__Extracted entries__:
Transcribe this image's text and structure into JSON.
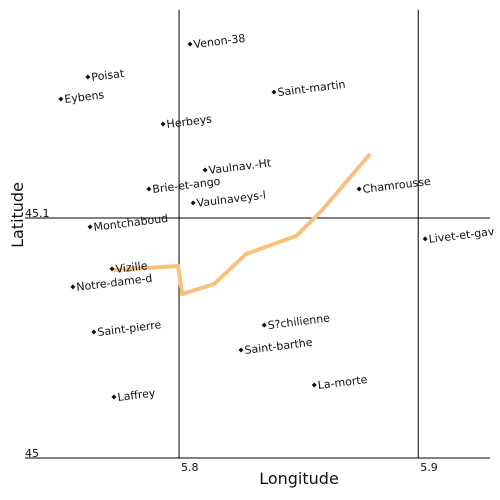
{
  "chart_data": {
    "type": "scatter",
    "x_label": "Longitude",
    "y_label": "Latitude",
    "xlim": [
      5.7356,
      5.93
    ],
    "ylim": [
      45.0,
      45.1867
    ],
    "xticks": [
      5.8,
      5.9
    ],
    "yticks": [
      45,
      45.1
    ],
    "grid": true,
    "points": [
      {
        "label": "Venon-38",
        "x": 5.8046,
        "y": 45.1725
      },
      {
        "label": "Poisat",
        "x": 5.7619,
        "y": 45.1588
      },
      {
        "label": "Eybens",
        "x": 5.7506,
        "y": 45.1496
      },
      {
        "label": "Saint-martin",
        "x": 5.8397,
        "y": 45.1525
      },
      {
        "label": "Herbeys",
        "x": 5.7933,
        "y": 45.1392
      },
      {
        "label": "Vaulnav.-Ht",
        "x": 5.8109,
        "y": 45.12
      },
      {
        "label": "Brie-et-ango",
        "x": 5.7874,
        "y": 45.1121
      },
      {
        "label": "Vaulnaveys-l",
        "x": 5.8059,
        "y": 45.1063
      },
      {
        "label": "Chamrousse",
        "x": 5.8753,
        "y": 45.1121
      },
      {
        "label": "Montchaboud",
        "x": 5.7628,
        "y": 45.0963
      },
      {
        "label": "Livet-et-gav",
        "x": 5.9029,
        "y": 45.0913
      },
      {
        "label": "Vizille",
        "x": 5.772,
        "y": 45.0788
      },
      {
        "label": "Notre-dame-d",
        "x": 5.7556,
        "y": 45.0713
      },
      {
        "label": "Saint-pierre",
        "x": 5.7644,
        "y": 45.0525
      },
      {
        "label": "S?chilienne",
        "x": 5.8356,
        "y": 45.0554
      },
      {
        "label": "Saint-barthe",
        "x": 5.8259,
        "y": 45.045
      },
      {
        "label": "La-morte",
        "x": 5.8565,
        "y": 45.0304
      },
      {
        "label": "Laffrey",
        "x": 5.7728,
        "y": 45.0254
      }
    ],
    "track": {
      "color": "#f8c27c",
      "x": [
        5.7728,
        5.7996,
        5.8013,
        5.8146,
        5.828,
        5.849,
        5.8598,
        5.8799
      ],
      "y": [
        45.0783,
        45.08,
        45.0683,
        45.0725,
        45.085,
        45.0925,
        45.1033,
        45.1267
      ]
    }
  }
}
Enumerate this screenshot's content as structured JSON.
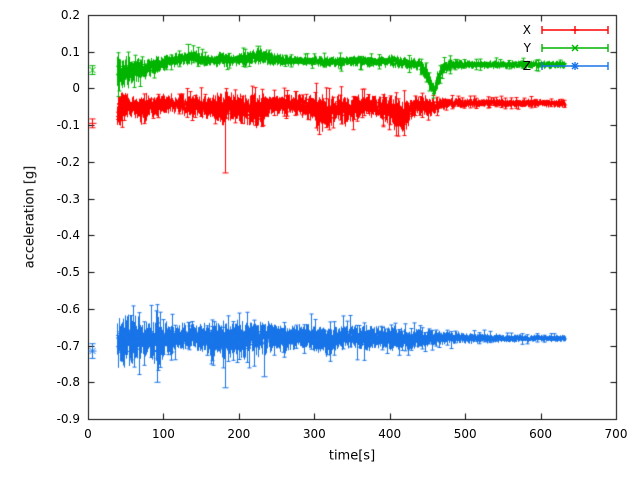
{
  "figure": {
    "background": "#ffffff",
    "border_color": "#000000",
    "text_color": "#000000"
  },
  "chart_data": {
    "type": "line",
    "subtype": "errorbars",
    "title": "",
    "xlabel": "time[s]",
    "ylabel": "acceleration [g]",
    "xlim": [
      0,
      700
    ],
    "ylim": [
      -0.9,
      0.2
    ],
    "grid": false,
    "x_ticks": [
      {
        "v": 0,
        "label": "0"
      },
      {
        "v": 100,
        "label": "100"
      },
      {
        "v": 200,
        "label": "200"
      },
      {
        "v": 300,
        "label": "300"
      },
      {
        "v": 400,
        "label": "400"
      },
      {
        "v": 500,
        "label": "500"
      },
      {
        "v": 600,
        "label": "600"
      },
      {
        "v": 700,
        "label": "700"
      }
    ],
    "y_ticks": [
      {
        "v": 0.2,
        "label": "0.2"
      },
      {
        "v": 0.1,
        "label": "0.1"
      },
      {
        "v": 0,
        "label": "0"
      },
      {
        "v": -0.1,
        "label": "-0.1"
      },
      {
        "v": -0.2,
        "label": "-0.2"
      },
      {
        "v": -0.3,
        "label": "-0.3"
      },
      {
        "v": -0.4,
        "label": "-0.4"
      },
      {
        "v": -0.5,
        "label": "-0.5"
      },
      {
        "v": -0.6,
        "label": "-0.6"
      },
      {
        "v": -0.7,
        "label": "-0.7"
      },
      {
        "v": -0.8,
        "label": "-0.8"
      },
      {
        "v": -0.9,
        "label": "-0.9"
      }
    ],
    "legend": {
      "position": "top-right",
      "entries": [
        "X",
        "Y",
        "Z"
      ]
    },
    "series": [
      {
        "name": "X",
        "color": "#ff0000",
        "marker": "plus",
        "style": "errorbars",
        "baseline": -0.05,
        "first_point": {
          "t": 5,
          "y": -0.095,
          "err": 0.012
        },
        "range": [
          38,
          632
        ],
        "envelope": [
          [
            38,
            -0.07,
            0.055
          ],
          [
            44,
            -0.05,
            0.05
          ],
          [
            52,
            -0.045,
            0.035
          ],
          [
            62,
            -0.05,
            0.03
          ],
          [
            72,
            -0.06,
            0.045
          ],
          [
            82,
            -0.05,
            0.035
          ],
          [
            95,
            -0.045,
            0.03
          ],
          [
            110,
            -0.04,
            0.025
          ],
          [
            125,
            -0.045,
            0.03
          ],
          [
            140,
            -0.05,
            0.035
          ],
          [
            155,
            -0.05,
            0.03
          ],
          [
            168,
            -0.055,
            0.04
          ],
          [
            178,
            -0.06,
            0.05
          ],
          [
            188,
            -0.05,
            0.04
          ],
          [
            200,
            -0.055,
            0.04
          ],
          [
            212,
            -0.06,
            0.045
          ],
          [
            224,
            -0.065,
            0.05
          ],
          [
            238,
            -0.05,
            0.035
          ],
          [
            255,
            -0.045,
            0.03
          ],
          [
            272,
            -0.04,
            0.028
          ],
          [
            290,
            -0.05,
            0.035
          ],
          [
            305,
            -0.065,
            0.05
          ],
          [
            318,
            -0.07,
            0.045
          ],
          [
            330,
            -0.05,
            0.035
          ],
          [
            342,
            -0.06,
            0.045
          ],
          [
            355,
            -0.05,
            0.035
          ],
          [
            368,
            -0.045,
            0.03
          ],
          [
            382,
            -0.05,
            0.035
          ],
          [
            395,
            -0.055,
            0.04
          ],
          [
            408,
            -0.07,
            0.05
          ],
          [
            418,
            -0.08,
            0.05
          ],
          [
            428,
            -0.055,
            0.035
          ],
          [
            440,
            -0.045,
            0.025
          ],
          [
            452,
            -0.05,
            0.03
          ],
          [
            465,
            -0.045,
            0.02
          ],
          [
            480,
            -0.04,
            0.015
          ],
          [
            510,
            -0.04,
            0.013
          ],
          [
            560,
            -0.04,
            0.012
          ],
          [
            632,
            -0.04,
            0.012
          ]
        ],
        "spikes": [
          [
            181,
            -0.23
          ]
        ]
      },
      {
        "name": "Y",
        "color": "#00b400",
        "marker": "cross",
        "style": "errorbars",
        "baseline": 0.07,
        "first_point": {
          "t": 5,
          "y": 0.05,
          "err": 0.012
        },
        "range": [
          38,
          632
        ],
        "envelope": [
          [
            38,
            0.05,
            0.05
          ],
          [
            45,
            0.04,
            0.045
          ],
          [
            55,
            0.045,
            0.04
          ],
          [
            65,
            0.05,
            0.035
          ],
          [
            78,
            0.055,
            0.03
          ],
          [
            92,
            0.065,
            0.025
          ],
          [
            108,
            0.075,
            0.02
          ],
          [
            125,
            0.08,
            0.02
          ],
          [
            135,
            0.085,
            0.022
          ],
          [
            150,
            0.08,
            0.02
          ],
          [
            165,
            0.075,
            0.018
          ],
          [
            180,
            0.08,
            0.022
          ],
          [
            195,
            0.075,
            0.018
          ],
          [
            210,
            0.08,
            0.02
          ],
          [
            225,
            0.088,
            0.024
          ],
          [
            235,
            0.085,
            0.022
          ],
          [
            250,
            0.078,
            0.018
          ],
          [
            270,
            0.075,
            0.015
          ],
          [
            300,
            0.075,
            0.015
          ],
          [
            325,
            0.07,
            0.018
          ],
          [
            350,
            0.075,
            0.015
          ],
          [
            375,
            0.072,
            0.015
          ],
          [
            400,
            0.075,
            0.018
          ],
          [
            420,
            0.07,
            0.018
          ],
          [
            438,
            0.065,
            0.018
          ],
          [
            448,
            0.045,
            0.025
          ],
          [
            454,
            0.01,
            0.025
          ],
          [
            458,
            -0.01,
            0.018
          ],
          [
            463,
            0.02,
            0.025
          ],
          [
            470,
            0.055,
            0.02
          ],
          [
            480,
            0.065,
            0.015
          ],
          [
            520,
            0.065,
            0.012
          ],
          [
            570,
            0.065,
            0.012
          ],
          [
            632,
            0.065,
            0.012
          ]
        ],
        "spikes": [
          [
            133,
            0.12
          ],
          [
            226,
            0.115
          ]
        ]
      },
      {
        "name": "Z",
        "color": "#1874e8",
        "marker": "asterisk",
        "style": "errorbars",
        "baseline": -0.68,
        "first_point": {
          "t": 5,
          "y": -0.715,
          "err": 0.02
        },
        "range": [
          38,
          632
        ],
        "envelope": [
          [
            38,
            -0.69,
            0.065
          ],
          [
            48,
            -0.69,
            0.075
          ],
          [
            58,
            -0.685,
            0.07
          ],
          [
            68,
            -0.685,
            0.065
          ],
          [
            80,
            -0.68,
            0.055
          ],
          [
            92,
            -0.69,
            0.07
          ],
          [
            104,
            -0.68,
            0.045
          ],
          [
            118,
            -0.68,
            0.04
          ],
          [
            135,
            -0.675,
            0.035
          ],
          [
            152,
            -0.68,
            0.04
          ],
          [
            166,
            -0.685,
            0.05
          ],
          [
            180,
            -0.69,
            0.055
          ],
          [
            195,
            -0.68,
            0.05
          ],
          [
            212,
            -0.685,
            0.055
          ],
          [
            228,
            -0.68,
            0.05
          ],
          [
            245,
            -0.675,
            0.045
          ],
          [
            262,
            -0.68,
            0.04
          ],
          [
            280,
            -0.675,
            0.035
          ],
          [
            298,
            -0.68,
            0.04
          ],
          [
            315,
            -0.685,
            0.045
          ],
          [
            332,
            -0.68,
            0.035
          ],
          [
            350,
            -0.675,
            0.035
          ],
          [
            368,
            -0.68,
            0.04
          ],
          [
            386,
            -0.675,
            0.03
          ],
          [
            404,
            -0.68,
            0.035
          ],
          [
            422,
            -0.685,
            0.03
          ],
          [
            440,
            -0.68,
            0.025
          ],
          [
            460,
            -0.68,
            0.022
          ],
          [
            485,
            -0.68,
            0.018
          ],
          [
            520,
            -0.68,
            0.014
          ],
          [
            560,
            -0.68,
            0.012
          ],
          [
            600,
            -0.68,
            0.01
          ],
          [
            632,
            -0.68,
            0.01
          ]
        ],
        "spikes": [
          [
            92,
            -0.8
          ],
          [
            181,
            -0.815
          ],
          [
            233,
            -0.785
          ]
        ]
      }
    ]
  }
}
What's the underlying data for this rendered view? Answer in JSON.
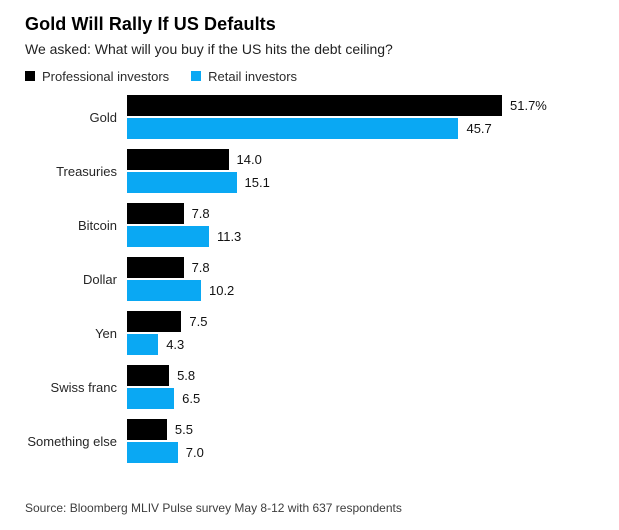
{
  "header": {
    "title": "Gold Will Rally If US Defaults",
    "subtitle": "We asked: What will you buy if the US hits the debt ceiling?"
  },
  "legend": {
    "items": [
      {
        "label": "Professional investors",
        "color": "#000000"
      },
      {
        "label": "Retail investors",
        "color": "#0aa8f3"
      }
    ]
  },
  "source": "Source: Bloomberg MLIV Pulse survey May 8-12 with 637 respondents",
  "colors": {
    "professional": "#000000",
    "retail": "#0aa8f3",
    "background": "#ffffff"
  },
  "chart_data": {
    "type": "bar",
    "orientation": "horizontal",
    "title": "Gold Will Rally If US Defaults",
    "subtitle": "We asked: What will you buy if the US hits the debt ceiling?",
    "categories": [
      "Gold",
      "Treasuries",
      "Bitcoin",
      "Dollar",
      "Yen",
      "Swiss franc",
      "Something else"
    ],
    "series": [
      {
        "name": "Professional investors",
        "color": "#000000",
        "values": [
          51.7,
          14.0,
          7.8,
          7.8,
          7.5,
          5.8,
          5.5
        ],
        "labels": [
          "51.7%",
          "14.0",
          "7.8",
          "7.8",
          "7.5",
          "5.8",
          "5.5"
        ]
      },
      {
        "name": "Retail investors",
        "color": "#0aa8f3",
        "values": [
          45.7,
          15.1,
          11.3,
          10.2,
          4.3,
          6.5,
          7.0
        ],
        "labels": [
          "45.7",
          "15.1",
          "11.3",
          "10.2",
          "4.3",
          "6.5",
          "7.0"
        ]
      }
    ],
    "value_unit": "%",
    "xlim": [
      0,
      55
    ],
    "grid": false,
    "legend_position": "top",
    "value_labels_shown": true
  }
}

__Written request__:
Copy out each line that contains the word "background".

__Answer to this exercise__:
    "background": "#ffffff",
    "background": "#ffffff"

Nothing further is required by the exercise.